__Request__: Exactly reproduce the lines that follow.

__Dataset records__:
_ _ _

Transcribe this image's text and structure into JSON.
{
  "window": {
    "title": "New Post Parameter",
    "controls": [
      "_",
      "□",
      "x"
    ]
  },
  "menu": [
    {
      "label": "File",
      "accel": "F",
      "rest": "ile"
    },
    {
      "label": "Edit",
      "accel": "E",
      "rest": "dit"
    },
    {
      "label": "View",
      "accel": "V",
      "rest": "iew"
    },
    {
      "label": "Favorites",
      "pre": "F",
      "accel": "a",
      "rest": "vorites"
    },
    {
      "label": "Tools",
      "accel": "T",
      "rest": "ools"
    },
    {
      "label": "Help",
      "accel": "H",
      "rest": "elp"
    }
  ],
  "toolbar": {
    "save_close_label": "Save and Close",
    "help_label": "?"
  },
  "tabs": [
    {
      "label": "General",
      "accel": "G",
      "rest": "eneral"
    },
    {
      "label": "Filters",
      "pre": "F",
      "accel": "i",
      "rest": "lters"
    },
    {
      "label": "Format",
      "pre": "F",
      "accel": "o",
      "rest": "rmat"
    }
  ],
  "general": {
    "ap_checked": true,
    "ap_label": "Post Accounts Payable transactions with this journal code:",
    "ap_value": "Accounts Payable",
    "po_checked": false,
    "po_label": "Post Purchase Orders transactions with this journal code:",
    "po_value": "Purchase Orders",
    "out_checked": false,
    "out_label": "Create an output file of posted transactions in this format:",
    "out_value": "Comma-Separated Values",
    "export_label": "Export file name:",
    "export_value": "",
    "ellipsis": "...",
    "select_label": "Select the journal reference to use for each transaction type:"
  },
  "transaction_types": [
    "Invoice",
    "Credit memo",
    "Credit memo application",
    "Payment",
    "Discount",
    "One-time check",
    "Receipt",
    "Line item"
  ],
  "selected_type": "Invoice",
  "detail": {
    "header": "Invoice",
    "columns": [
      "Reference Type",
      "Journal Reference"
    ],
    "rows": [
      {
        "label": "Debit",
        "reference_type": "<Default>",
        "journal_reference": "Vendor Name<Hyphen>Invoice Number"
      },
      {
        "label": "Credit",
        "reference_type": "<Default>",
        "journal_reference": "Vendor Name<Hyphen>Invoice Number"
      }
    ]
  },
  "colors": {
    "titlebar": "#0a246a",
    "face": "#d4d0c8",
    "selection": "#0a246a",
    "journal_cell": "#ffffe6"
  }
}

_ _ _

__Task output__:
Transcribe this image's text and structure into JSON.
{
  "window": {
    "title": "New Post Parameter",
    "controls": [
      "_",
      "□",
      "x"
    ]
  },
  "menu": [
    {
      "label": "File",
      "accel": "F",
      "rest": "ile"
    },
    {
      "label": "Edit",
      "accel": "E",
      "rest": "dit"
    },
    {
      "label": "View",
      "accel": "V",
      "rest": "iew"
    },
    {
      "label": "Favorites",
      "pre": "F",
      "accel": "a",
      "rest": "vorites"
    },
    {
      "label": "Tools",
      "accel": "T",
      "rest": "ools"
    },
    {
      "label": "Help",
      "accel": "H",
      "rest": "elp"
    }
  ],
  "toolbar": {
    "save_close_label": "Save and Close",
    "help_label": "?"
  },
  "tabs": [
    {
      "label": "General",
      "accel": "G",
      "rest": "eneral"
    },
    {
      "label": "Filters",
      "pre": "F",
      "accel": "i",
      "rest": "lters"
    },
    {
      "label": "Format",
      "pre": "F",
      "accel": "o",
      "rest": "rmat"
    }
  ],
  "general": {
    "ap_checked": true,
    "ap_label": "Post Accounts Payable transactions with this journal code:",
    "ap_value": "Accounts Payable",
    "po_checked": false,
    "po_label": "Post Purchase Orders transactions with this journal code:",
    "po_value": "Purchase Orders",
    "out_checked": false,
    "out_label": "Create an output file of posted transactions in this format:",
    "out_value": "Comma-Separated Values",
    "export_label": "Export file name:",
    "export_value": "",
    "ellipsis": "...",
    "select_label": "Select the journal reference to use for each transaction type:"
  },
  "transaction_types": [
    "Invoice",
    "Credit memo",
    "Credit memo application",
    "Payment",
    "Discount",
    "One-time check",
    "Receipt",
    "Line item"
  ],
  "selected_type": "Invoice",
  "detail": {
    "header": "Invoice",
    "columns": [
      "Reference Type",
      "Journal Reference"
    ],
    "rows": [
      {
        "label": "Debit",
        "reference_type": "<Default>",
        "journal_reference": "Vendor Name<Hyphen>Invoice Number"
      },
      {
        "label": "Credit",
        "reference_type": "<Default>",
        "journal_reference": "Vendor Name<Hyphen>Invoice Number"
      }
    ]
  },
  "colors": {
    "titlebar": "#0a246a",
    "face": "#d4d0c8",
    "selection": "#0a246a",
    "journal_cell": "#ffffe6"
  }
}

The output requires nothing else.